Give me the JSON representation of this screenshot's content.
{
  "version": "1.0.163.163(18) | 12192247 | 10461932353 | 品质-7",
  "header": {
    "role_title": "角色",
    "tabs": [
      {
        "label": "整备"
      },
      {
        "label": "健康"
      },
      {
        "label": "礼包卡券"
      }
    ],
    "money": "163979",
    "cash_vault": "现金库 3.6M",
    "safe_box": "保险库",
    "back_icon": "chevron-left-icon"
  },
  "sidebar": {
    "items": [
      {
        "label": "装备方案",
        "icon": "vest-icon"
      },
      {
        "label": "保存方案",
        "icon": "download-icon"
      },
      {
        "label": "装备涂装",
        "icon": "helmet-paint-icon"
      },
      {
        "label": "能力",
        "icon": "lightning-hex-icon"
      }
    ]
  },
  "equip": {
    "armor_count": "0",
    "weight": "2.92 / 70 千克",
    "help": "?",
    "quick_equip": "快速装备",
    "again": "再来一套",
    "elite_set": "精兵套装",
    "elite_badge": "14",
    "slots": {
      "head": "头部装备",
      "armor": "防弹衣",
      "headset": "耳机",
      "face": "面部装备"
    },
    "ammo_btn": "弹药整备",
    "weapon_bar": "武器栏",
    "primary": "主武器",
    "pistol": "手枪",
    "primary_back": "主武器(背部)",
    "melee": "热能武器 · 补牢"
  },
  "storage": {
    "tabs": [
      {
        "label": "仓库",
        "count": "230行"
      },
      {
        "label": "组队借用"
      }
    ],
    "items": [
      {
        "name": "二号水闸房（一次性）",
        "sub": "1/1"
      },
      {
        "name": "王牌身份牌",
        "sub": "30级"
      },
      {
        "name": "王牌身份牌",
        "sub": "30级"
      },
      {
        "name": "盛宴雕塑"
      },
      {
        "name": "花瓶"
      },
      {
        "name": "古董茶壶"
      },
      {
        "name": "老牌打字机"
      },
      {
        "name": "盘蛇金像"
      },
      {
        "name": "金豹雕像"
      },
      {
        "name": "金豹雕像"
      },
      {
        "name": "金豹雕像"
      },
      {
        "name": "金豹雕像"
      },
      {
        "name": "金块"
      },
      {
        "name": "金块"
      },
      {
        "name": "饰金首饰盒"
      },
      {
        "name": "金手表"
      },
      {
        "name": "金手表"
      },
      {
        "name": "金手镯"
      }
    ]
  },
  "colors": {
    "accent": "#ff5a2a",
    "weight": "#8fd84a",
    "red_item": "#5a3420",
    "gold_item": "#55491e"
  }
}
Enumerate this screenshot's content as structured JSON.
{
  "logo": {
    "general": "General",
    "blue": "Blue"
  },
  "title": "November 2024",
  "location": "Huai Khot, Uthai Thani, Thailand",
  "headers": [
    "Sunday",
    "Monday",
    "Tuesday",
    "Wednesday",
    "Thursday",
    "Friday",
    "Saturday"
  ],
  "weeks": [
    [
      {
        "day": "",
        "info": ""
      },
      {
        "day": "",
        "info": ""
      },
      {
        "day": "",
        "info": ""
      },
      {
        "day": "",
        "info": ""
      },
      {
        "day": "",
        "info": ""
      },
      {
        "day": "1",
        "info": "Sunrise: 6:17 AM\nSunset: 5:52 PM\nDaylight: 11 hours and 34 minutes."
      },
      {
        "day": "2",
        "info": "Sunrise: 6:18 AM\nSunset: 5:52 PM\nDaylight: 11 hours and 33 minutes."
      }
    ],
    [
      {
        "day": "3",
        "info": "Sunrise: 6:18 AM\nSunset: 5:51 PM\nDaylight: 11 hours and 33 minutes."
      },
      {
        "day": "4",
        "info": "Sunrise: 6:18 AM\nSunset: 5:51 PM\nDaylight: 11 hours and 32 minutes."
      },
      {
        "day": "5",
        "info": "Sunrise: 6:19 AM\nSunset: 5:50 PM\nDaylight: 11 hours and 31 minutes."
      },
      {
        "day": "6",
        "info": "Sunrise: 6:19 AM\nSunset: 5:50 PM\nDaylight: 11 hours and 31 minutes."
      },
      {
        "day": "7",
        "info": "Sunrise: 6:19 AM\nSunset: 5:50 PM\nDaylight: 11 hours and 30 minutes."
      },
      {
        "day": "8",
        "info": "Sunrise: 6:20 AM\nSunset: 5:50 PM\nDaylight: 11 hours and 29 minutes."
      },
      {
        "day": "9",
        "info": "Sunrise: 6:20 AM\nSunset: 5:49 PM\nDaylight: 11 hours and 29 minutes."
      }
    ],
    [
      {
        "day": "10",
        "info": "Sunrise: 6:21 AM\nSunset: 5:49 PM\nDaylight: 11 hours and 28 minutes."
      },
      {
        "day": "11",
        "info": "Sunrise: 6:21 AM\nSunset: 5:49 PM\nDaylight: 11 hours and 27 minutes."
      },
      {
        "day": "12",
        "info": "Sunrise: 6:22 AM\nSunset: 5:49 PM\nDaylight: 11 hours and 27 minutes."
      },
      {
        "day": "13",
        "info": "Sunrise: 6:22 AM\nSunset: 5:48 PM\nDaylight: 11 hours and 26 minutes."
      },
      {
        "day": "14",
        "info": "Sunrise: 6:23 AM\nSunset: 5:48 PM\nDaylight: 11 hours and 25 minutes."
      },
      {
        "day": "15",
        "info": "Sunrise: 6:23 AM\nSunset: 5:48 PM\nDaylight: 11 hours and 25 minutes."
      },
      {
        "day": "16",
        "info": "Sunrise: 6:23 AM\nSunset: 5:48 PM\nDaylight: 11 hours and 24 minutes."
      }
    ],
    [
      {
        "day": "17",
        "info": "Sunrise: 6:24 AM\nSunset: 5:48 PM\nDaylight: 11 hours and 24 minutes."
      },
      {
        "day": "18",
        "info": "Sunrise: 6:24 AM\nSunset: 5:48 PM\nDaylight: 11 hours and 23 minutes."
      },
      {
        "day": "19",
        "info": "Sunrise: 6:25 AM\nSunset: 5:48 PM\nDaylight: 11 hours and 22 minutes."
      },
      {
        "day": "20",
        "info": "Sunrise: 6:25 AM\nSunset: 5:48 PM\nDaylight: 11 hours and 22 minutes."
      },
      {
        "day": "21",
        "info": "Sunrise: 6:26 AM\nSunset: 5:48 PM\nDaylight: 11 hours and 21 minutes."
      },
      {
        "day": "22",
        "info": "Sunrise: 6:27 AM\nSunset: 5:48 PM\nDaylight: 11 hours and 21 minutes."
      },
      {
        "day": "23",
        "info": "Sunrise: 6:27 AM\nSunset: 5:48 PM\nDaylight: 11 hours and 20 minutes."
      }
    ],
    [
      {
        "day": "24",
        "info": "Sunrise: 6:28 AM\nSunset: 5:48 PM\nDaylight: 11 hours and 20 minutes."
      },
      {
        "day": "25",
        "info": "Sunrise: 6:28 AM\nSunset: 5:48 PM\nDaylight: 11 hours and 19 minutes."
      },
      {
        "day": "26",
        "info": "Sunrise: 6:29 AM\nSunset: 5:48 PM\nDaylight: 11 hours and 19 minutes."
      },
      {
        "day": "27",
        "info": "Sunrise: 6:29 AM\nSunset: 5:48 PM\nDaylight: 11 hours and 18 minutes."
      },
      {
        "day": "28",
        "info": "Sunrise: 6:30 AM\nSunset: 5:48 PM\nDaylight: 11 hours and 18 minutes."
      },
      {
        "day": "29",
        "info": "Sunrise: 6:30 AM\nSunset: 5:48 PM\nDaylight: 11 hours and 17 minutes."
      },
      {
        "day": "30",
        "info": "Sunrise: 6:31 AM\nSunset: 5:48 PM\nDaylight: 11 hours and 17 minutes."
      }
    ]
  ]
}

Problem details
Return every line above that contains the word "JSON".

Final result
Give me the JSON representation of this screenshot's content.
Enumerate this screenshot's content as structured JSON.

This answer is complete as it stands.